Data extract =>
━━━

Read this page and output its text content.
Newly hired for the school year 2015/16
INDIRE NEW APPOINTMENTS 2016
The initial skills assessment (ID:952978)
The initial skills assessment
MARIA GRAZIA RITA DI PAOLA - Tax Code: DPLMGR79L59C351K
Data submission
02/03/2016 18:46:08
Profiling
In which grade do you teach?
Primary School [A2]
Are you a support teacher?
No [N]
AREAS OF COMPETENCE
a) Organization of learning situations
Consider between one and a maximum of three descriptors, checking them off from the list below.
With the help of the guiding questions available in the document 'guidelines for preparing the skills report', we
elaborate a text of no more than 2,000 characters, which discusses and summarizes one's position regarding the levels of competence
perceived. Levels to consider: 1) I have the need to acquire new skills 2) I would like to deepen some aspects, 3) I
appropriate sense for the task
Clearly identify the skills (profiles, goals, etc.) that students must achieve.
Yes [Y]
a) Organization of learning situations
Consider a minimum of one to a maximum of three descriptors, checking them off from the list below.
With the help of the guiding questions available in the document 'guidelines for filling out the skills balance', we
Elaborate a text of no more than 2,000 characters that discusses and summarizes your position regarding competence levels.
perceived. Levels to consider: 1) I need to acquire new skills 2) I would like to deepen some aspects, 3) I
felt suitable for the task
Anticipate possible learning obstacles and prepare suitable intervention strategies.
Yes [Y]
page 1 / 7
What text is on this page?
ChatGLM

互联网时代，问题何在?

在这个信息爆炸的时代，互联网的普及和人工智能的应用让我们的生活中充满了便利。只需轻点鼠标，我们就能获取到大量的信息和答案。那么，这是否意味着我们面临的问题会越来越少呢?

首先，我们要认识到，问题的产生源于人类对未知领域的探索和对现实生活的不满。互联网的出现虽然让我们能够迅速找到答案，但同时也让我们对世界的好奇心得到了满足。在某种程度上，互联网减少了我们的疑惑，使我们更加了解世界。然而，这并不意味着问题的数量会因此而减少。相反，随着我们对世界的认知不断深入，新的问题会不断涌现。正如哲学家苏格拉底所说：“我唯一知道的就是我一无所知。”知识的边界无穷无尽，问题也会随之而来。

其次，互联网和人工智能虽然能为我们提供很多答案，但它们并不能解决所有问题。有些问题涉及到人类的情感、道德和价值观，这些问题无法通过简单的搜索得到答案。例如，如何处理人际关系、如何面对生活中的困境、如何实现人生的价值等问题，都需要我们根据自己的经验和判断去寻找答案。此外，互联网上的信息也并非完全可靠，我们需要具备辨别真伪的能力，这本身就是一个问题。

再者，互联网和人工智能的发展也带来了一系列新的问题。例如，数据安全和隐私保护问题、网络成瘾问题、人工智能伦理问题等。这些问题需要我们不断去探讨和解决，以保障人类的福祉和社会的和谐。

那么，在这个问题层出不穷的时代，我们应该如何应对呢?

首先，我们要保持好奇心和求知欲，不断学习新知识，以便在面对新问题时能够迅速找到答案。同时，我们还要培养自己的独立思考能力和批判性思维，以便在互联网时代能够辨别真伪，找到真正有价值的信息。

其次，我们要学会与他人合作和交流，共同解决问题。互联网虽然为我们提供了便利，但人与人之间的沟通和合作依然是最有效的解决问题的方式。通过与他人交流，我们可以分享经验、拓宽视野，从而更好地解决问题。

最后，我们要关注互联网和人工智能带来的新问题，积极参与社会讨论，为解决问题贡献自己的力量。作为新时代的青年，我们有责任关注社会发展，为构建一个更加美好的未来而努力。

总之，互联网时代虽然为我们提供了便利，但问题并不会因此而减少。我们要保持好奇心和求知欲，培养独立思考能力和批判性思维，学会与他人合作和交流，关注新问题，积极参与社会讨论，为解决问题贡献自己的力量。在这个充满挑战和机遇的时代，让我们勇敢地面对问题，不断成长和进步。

━━━

What is required =>
From the listing above, collect every line that mentions the word "help".

Result of this exercise =>
With the help of the guiding questions available in the document 'guidelines for preparing the skills report', we
With the help of the guiding questions available in the document 'guidelines for filling out the skills balance', we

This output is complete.